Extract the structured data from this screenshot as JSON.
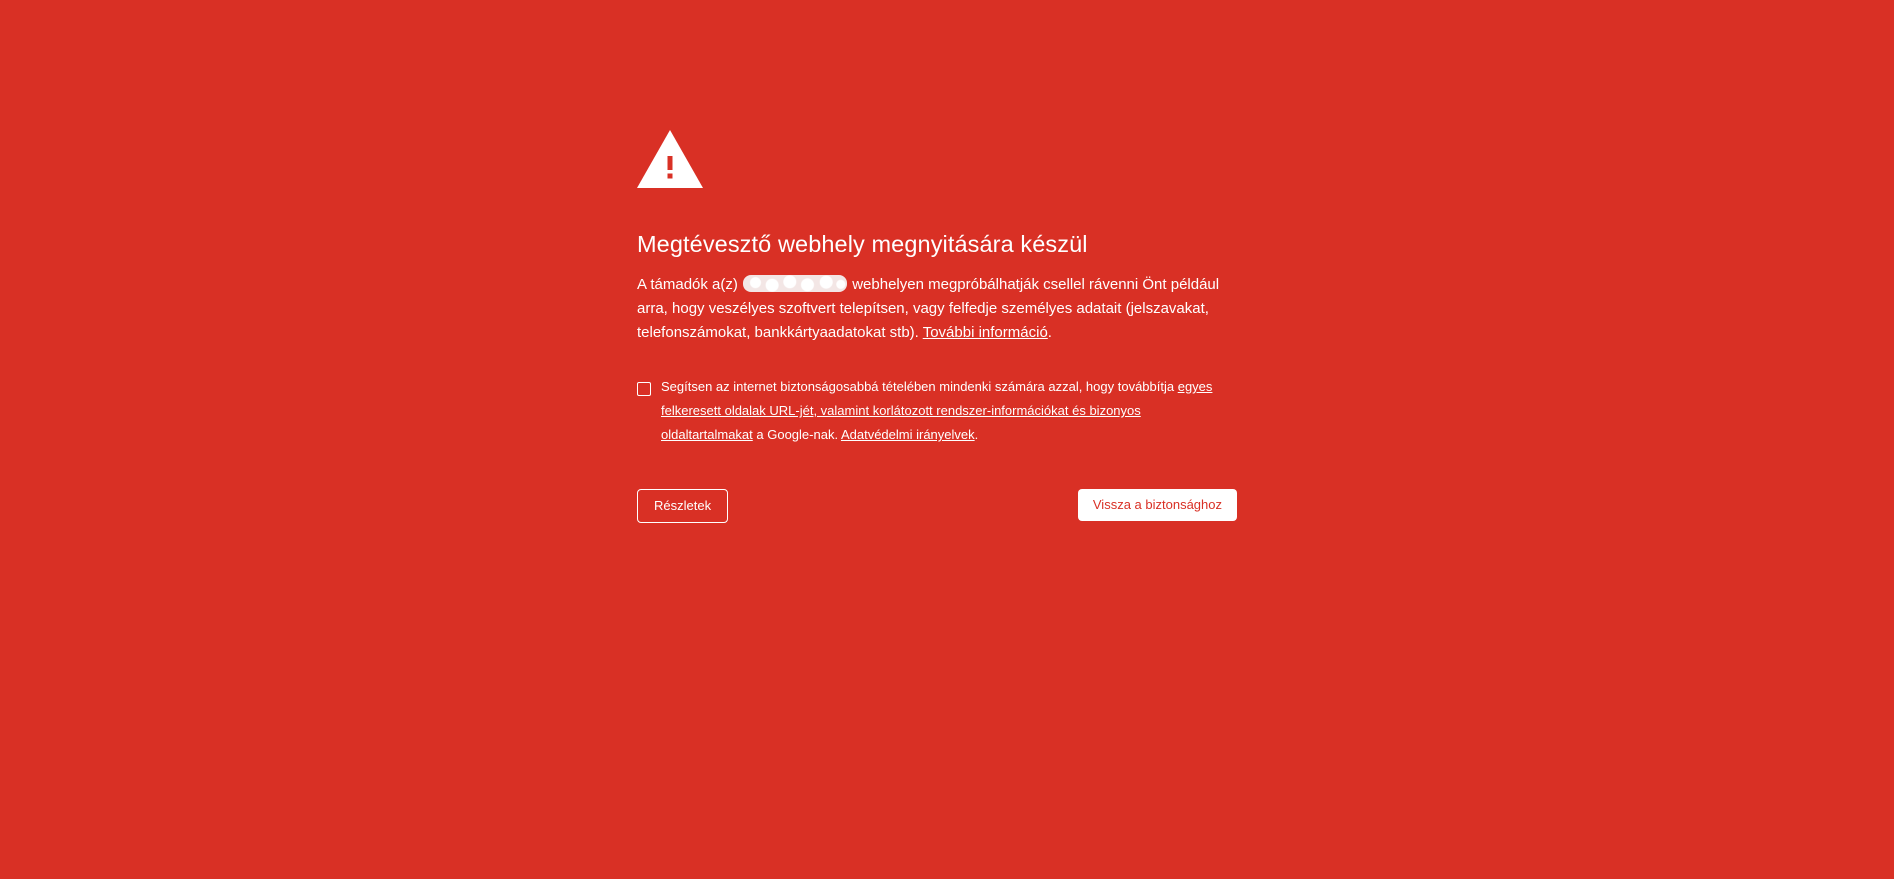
{
  "colors": {
    "background": "#d93025",
    "text": "#ffffff",
    "primary_button_text": "#d93025"
  },
  "icon": "warning-triangle-icon",
  "heading": "Megtévesztő webhely megnyitására készül",
  "body": {
    "before_site": "A támadók a(z) ",
    "after_site": " webhelyen megpróbálhatják csellel rávenni Önt például arra, hogy veszélyes szoftvert telepítsen, vagy felfedje személyes adatait (jelszavakat, telefonszámokat, bankkártyaadatokat stb). ",
    "more_info_link": "További információ",
    "end": "."
  },
  "optin": {
    "checked": false,
    "text_before": "Segítsen az internet biztonságosabbá tételében mindenki számára azzal, hogy továbbítja ",
    "link_data": "egyes felkeresett oldalak URL-jét, valamint korlátozott rendszer-információkat és bizonyos oldaltartalmakat",
    "text_middle": " a Google-nak. ",
    "link_privacy": "Adatvédelmi irányelvek",
    "text_end": "."
  },
  "buttons": {
    "details_label": "Részletek",
    "back_label": "Vissza a biztonsághoz"
  }
}
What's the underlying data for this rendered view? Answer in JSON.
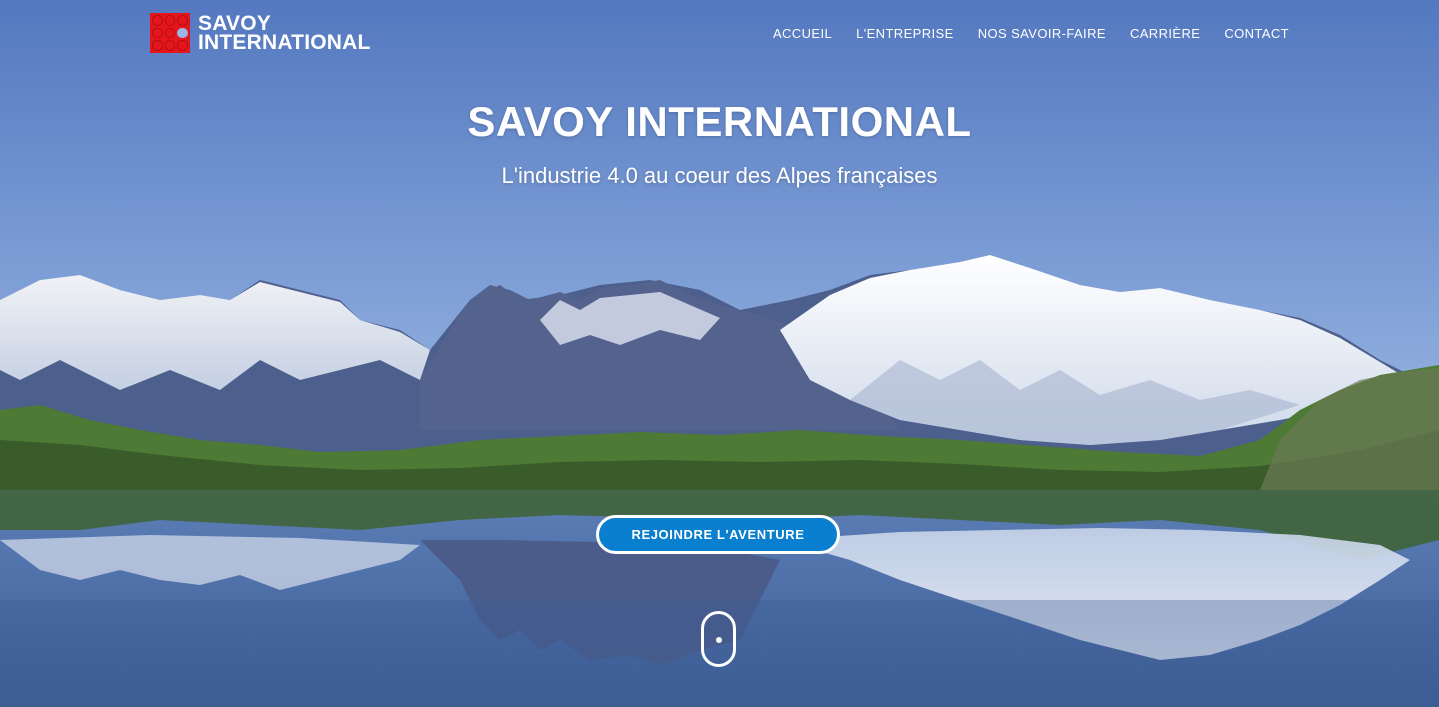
{
  "brand": {
    "line1": "SAVOY",
    "line2": "INTERNATIONAL",
    "color": "#e4161b"
  },
  "nav": {
    "items": [
      {
        "label": "ACCUEIL"
      },
      {
        "label": "L'ENTREPRISE"
      },
      {
        "label": "NOS SAVOIR-FAIRE"
      },
      {
        "label": "CARRIÈRE"
      },
      {
        "label": "CONTACT"
      }
    ]
  },
  "hero": {
    "title": "SAVOY INTERNATIONAL",
    "subtitle": "L'industrie 4.0 au coeur des Alpes françaises",
    "cta_label": "REJOINDRE L'AVENTURE",
    "cta_color": "#0a7fd0",
    "scroll_icon": "mouse-scroll-icon",
    "background": "mountain-lake-reflection-image"
  }
}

_STATED GOAL_
From the listing above, return each line with the word "icon".

_SOLUTION_
  "icon": "warning-triangle-icon",
    "scroll_icon": "mouse-scroll-icon",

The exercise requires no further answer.